START EXERCISE MATERIAL

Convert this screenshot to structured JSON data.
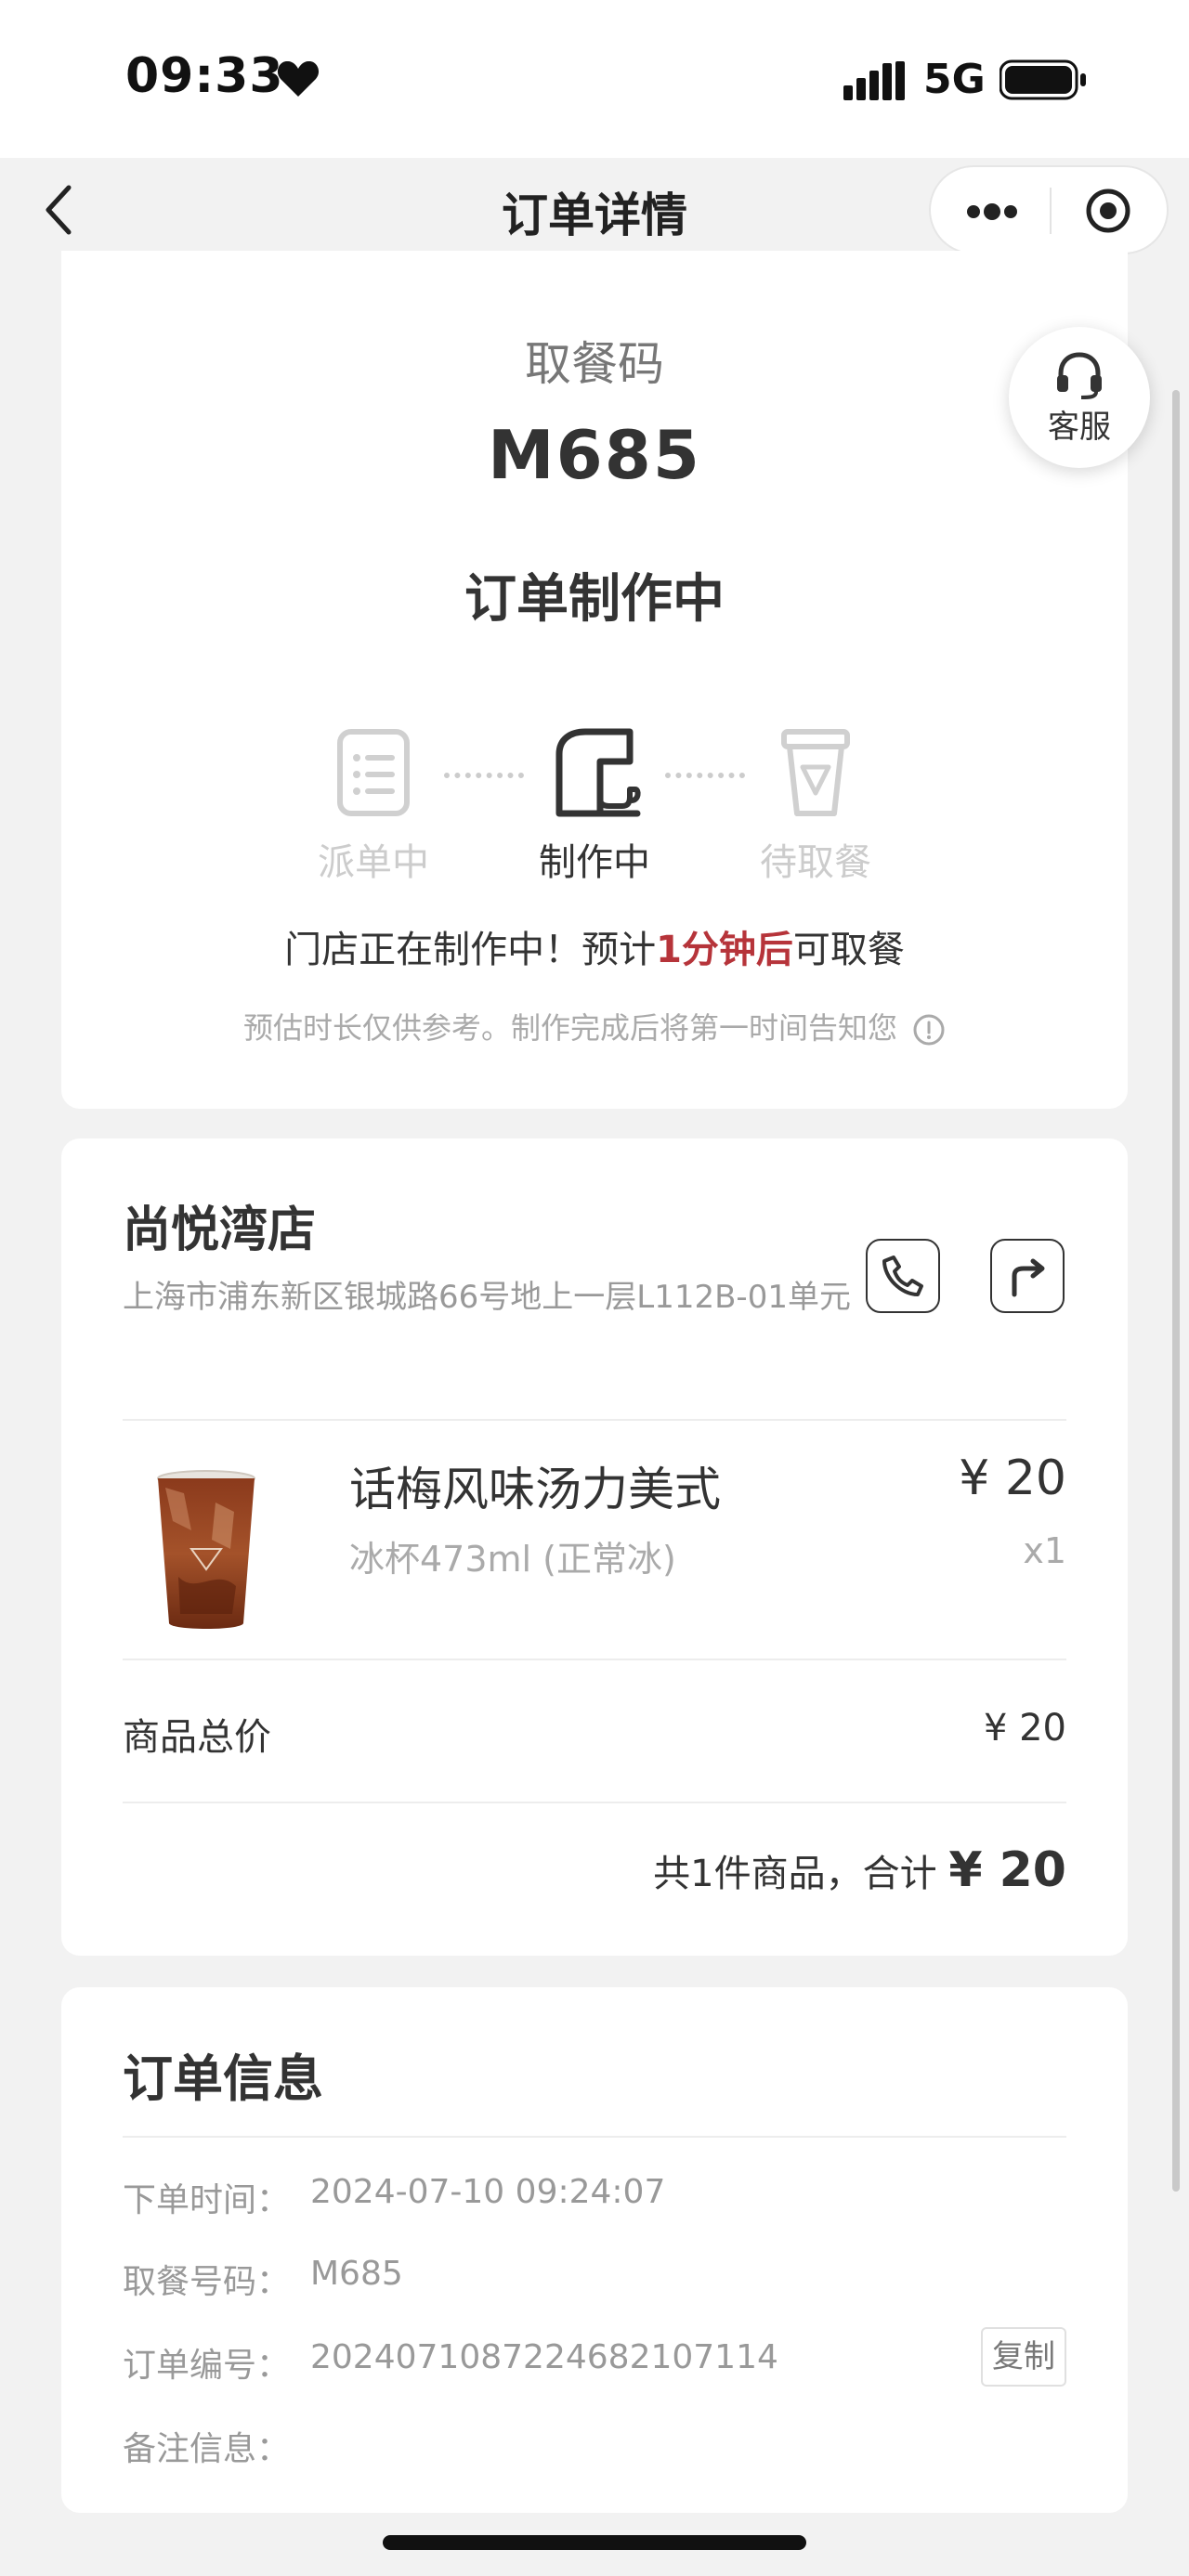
{
  "status_bar": {
    "time": "09:33",
    "network": "5G"
  },
  "nav": {
    "title": "订单详情"
  },
  "pickup": {
    "label": "取餐码",
    "code": "M685",
    "status": "订单制作中",
    "steps": [
      {
        "label": "派单中",
        "state": "done"
      },
      {
        "label": "制作中",
        "state": "active"
      },
      {
        "label": "待取餐",
        "state": "pending"
      }
    ],
    "message_prefix": "门店正在制作中！预计",
    "message_highlight": "1分钟后",
    "message_suffix": "可取餐",
    "disclaimer": "预估时长仅供参考。制作完成后将第一时间告知您"
  },
  "customer_service": {
    "label": "客服"
  },
  "store": {
    "name": "尚悦湾店",
    "address": "上海市浦东新区银城路66号地上一层L112B-01单元"
  },
  "product": {
    "name": "话梅风味汤力美式",
    "spec": "冰杯473ml (正常冰)",
    "price": "¥ 20",
    "qty": "x1"
  },
  "summary": {
    "subtotal_label": "商品总价",
    "subtotal_value": "¥ 20",
    "total_prefix": "共1件商品，合计",
    "total_amount": "¥ 20"
  },
  "order_info": {
    "title": "订单信息",
    "rows": [
      {
        "label": "下单时间：",
        "value": "2024-07-10 09:24:07"
      },
      {
        "label": "取餐号码：",
        "value": "M685"
      },
      {
        "label": "订单编号：",
        "value": "2024071087224682107114"
      },
      {
        "label": "备注信息：",
        "value": ""
      }
    ],
    "copy_label": "复制"
  },
  "colors": {
    "accent_red": "#b6343a",
    "background": "#f2f2f2"
  }
}
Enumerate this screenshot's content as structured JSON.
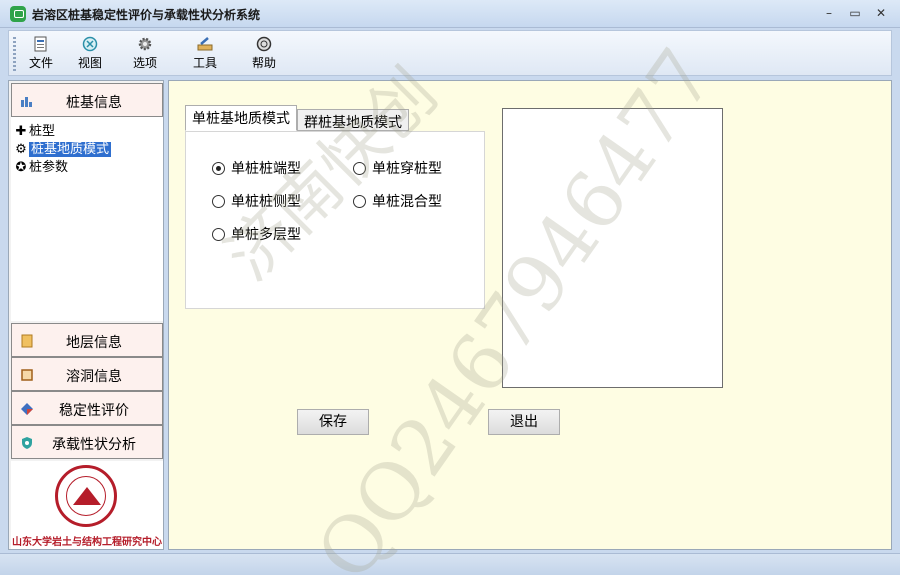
{
  "window": {
    "title": "岩溶区桩基稳定性评价与承载性状分析系统"
  },
  "window_controls": {
    "minimize": "–",
    "maximize": "▭",
    "close": "✕"
  },
  "toolbar": {
    "items": [
      {
        "label": "文件",
        "icon": "file-icon"
      },
      {
        "label": "视图",
        "icon": "view-icon"
      },
      {
        "label": "选项",
        "icon": "options-gear-icon"
      },
      {
        "label": "工具",
        "icon": "tools-icon"
      },
      {
        "label": "帮助",
        "icon": "help-icon"
      }
    ]
  },
  "sidebar": {
    "top_header": "桩基信息",
    "tree": [
      {
        "label": "桩型",
        "icon": "plus-icon",
        "glyph": "✚",
        "selected": false
      },
      {
        "label": "桩基地质模式",
        "icon": "gear-icon",
        "glyph": "⚙",
        "selected": true
      },
      {
        "label": "桩参数",
        "icon": "star-circle-icon",
        "glyph": "✪",
        "selected": false
      }
    ],
    "headers": [
      {
        "label": "地层信息",
        "icon": "scroll-icon"
      },
      {
        "label": "溶洞信息",
        "icon": "box-icon"
      },
      {
        "label": "稳定性评价",
        "icon": "diamond-icon"
      },
      {
        "label": "承载性状分析",
        "icon": "shield-icon"
      }
    ],
    "logo_caption": "山东大学岩土与结构工程研究中心"
  },
  "main": {
    "tabs": [
      "单桩基地质模式",
      "群桩基地质模式"
    ],
    "active_tab": 0,
    "options": [
      {
        "label": "单桩桩端型",
        "checked": true
      },
      {
        "label": "单桩穿桩型",
        "checked": false
      },
      {
        "label": "单桩桩侧型",
        "checked": false
      },
      {
        "label": "单桩混合型",
        "checked": false
      },
      {
        "label": "单桩多层型",
        "checked": false
      }
    ],
    "save_label": "保存",
    "exit_label": "退出"
  },
  "watermark": {
    "line1": "济南快创",
    "line2": "QQ2467946477"
  },
  "colors": {
    "accent": "#2f6fcf",
    "main_bg": "#fefde3",
    "nav_head_bg": "#fdf1ee",
    "logo_red": "#b51d2a"
  }
}
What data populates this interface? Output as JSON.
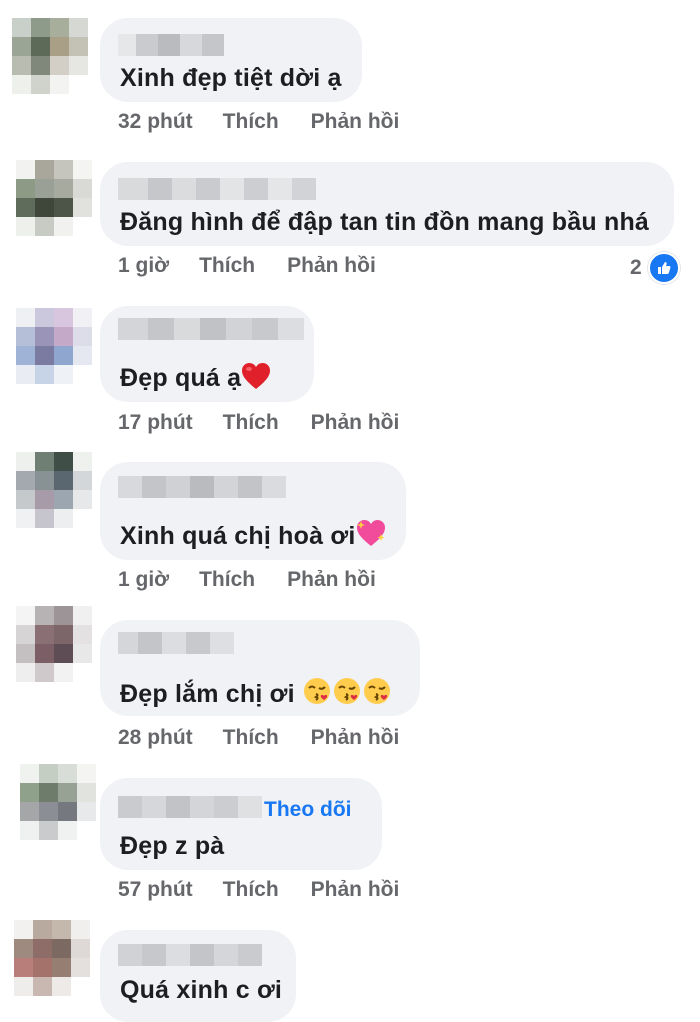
{
  "comments": [
    {
      "text": "Xinh đẹp tiệt dời ạ",
      "emoji": "",
      "time": "32 phút",
      "like": "Thích",
      "reply": "Phản hồi"
    },
    {
      "text": "Đăng hình để đập tan tin đồn mang bầu nhá",
      "emoji": "",
      "time": "1 giờ",
      "like": "Thích",
      "reply": "Phản hồi",
      "reaction_count": "2",
      "reaction_icon": "like-icon"
    },
    {
      "text": "Đẹp quá ạ",
      "emoji": "heart-emoji",
      "time": "17 phút",
      "like": "Thích",
      "reply": "Phản hồi"
    },
    {
      "text": "Xinh quá chị hoà ơi",
      "emoji": "sparkling-heart-emoji",
      "time": "1 giờ",
      "like": "Thích",
      "reply": "Phản hồi"
    },
    {
      "text": "Đẹp lắm chị ơi",
      "emoji": "kissing-face-emoji x3",
      "time": "28 phút",
      "like": "Thích",
      "reply": "Phản hồi"
    },
    {
      "text": "Đẹp z pà",
      "emoji": "",
      "follow": "Theo dõi",
      "time": "57 phút",
      "like": "Thích",
      "reply": "Phản hồi"
    },
    {
      "text": "Quá xinh c ơi",
      "emoji": ""
    }
  ],
  "colors": {
    "bubble": "#f0f2f5",
    "meta": "#65676b",
    "text": "#1c1e21",
    "link": "#1877f2"
  }
}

END EXERCISE MATERIAL

◆ WRITTEN TASK
Leave out the pictures and return every record word for word.

◆ TASK RESULT
Convert this screenshot to structured JSON data.
{
  "status_bar": {
    "time": "09:33",
    "network": "5G"
  },
  "nav": {
    "title": "订单详情"
  },
  "pickup": {
    "label": "取餐码",
    "code": "M685",
    "status": "订单制作中",
    "steps": [
      {
        "label": "派单中",
        "state": "done"
      },
      {
        "label": "制作中",
        "state": "active"
      },
      {
        "label": "待取餐",
        "state": "pending"
      }
    ],
    "message_prefix": "门店正在制作中！预计",
    "message_highlight": "1分钟后",
    "message_suffix": "可取餐",
    "disclaimer": "预估时长仅供参考。制作完成后将第一时间告知您"
  },
  "customer_service": {
    "label": "客服"
  },
  "store": {
    "name": "尚悦湾店",
    "address": "上海市浦东新区银城路66号地上一层L112B-01单元"
  },
  "product": {
    "name": "话梅风味汤力美式",
    "spec": "冰杯473ml (正常冰)",
    "price": "¥ 20",
    "qty": "x1"
  },
  "summary": {
    "subtotal_label": "商品总价",
    "subtotal_value": "¥ 20",
    "total_prefix": "共1件商品，合计",
    "total_amount": "¥ 20"
  },
  "order_info": {
    "title": "订单信息",
    "rows": [
      {
        "label": "下单时间：",
        "value": "2024-07-10 09:24:07"
      },
      {
        "label": "取餐号码：",
        "value": "M685"
      },
      {
        "label": "订单编号：",
        "value": "2024071087224682107114"
      },
      {
        "label": "备注信息：",
        "value": ""
      }
    ],
    "copy_label": "复制"
  },
  "colors": {
    "accent_red": "#b6343a",
    "background": "#f2f2f2"
  }
}
Enumerate this screenshot's content as structured JSON.
{
  "window": {
    "title": "岩溶区桩基稳定性评价与承载性状分析系统"
  },
  "window_controls": {
    "minimize": "–",
    "maximize": "▭",
    "close": "✕"
  },
  "toolbar": {
    "items": [
      {
        "label": "文件",
        "icon": "file-icon"
      },
      {
        "label": "视图",
        "icon": "view-icon"
      },
      {
        "label": "选项",
        "icon": "options-gear-icon"
      },
      {
        "label": "工具",
        "icon": "tools-icon"
      },
      {
        "label": "帮助",
        "icon": "help-icon"
      }
    ]
  },
  "sidebar": {
    "top_header": "桩基信息",
    "tree": [
      {
        "label": "桩型",
        "icon": "plus-icon",
        "glyph": "✚",
        "selected": false
      },
      {
        "label": "桩基地质模式",
        "icon": "gear-icon",
        "glyph": "⚙",
        "selected": true
      },
      {
        "label": "桩参数",
        "icon": "star-circle-icon",
        "glyph": "✪",
        "selected": false
      }
    ],
    "headers": [
      {
        "label": "地层信息",
        "icon": "scroll-icon"
      },
      {
        "label": "溶洞信息",
        "icon": "box-icon"
      },
      {
        "label": "稳定性评价",
        "icon": "diamond-icon"
      },
      {
        "label": "承载性状分析",
        "icon": "shield-icon"
      }
    ],
    "logo_caption": "山东大学岩土与结构工程研究中心"
  },
  "main": {
    "tabs": [
      "单桩基地质模式",
      "群桩基地质模式"
    ],
    "active_tab": 0,
    "options": [
      {
        "label": "单桩桩端型",
        "checked": true
      },
      {
        "label": "单桩穿桩型",
        "checked": false
      },
      {
        "label": "单桩桩侧型",
        "checked": false
      },
      {
        "label": "单桩混合型",
        "checked": false
      },
      {
        "label": "单桩多层型",
        "checked": false
      }
    ],
    "save_label": "保存",
    "exit_label": "退出"
  },
  "watermark": {
    "line1": "济南快创",
    "line2": "QQ2467946477"
  },
  "colors": {
    "accent": "#2f6fcf",
    "main_bg": "#fefde3",
    "nav_head_bg": "#fdf1ee",
    "logo_red": "#b51d2a"
  }
}
What data populates this interface? Output as JSON.
{
  "comments": [
    {
      "text": "Xinh đẹp tiệt dời ạ",
      "emoji": "",
      "time": "32 phút",
      "like": "Thích",
      "reply": "Phản hồi"
    },
    {
      "text": "Đăng hình để đập tan tin đồn mang bầu nhá",
      "emoji": "",
      "time": "1 giờ",
      "like": "Thích",
      "reply": "Phản hồi",
      "reaction_count": "2",
      "reaction_icon": "like-icon"
    },
    {
      "text": "Đẹp quá ạ",
      "emoji": "heart-emoji",
      "time": "17 phút",
      "like": "Thích",
      "reply": "Phản hồi"
    },
    {
      "text": "Xinh quá chị hoà ơi",
      "emoji": "sparkling-heart-emoji",
      "time": "1 giờ",
      "like": "Thích",
      "reply": "Phản hồi"
    },
    {
      "text": "Đẹp lắm chị ơi",
      "emoji": "kissing-face-emoji x3",
      "time": "28 phút",
      "like": "Thích",
      "reply": "Phản hồi"
    },
    {
      "text": "Đẹp z pà",
      "emoji": "",
      "follow": "Theo dõi",
      "time": "57 phút",
      "like": "Thích",
      "reply": "Phản hồi"
    },
    {
      "text": "Quá xinh c ơi",
      "emoji": ""
    }
  ],
  "colors": {
    "bubble": "#f0f2f5",
    "meta": "#65676b",
    "text": "#1c1e21",
    "link": "#1877f2"
  }
}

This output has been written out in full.